*Written request*. Retype each record shown below, leaving every character as it is.

Data excerpts:
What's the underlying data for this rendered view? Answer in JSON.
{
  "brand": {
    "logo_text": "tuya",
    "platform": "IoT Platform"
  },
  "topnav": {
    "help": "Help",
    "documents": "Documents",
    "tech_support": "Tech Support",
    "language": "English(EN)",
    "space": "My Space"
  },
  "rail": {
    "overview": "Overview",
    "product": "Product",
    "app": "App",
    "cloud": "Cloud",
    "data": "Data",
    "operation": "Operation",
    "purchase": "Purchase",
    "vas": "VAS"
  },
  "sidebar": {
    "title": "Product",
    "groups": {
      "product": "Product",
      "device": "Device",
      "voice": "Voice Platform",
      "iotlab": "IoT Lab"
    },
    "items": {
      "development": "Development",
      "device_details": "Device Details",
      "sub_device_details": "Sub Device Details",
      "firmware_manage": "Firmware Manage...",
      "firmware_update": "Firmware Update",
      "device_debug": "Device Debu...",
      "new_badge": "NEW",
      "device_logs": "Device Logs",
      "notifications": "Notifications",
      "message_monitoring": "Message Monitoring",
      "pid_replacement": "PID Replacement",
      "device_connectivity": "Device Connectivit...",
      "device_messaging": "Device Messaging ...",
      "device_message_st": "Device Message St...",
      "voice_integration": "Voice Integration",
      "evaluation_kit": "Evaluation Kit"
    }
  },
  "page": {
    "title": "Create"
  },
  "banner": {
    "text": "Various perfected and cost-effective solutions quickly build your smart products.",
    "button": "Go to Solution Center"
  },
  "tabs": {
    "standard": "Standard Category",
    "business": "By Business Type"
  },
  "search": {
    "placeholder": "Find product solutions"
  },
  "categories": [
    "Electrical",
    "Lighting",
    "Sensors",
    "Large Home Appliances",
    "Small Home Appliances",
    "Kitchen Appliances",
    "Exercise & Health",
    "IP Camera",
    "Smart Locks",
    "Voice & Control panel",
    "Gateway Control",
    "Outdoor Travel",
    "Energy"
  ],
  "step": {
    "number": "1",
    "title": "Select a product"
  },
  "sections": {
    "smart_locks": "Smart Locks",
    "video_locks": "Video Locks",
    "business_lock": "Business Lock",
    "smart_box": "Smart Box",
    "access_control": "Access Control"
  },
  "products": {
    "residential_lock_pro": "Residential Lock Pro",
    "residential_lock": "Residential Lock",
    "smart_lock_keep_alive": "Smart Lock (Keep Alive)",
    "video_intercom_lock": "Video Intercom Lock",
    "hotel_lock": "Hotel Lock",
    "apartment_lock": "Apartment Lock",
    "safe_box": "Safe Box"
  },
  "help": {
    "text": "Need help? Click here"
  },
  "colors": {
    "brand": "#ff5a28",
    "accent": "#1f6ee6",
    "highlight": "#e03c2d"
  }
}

*Response*.
What's the underlying data for this rendered view? Answer in JSON.
{
  "brand": {
    "logo_text": "tuya",
    "platform": "IoT Platform"
  },
  "topnav": {
    "help": "Help",
    "documents": "Documents",
    "tech_support": "Tech Support",
    "language": "English(EN)",
    "space": "My Space"
  },
  "rail": {
    "overview": "Overview",
    "product": "Product",
    "app": "App",
    "cloud": "Cloud",
    "data": "Data",
    "operation": "Operation",
    "purchase": "Purchase",
    "vas": "VAS"
  },
  "sidebar": {
    "title": "Product",
    "groups": {
      "product": "Product",
      "device": "Device",
      "voice": "Voice Platform",
      "iotlab": "IoT Lab"
    },
    "items": {
      "development": "Development",
      "device_details": "Device Details",
      "sub_device_details": "Sub Device Details",
      "firmware_manage": "Firmware Manage...",
      "firmware_update": "Firmware Update",
      "device_debug": "Device Debu...",
      "new_badge": "NEW",
      "device_logs": "Device Logs",
      "notifications": "Notifications",
      "message_monitoring": "Message Monitoring",
      "pid_replacement": "PID Replacement",
      "device_connectivity": "Device Connectivit...",
      "device_messaging": "Device Messaging ...",
      "device_message_st": "Device Message St...",
      "voice_integration": "Voice Integration",
      "evaluation_kit": "Evaluation Kit"
    }
  },
  "page": {
    "title": "Create"
  },
  "banner": {
    "text": "Various perfected and cost-effective solutions quickly build your smart products.",
    "button": "Go to Solution Center"
  },
  "tabs": {
    "standard": "Standard Category",
    "business": "By Business Type"
  },
  "search": {
    "placeholder": "Find product solutions"
  },
  "categories": [
    "Electrical",
    "Lighting",
    "Sensors",
    "Large Home Appliances",
    "Small Home Appliances",
    "Kitchen Appliances",
    "Exercise & Health",
    "IP Camera",
    "Smart Locks",
    "Voice & Control panel",
    "Gateway Control",
    "Outdoor Travel",
    "Energy"
  ],
  "step": {
    "number": "1",
    "title": "Select a product"
  },
  "sections": {
    "smart_locks": "Smart Locks",
    "video_locks": "Video Locks",
    "business_lock": "Business Lock",
    "smart_box": "Smart Box",
    "access_control": "Access Control"
  },
  "products": {
    "residential_lock_pro": "Residential Lock Pro",
    "residential_lock": "Residential Lock",
    "smart_lock_keep_alive": "Smart Lock (Keep Alive)",
    "video_intercom_lock": "Video Intercom Lock",
    "hotel_lock": "Hotel Lock",
    "apartment_lock": "Apartment Lock",
    "safe_box": "Safe Box"
  },
  "help": {
    "text": "Need help? Click here"
  },
  "colors": {
    "brand": "#ff5a28",
    "accent": "#1f6ee6",
    "highlight": "#e03c2d"
  }
}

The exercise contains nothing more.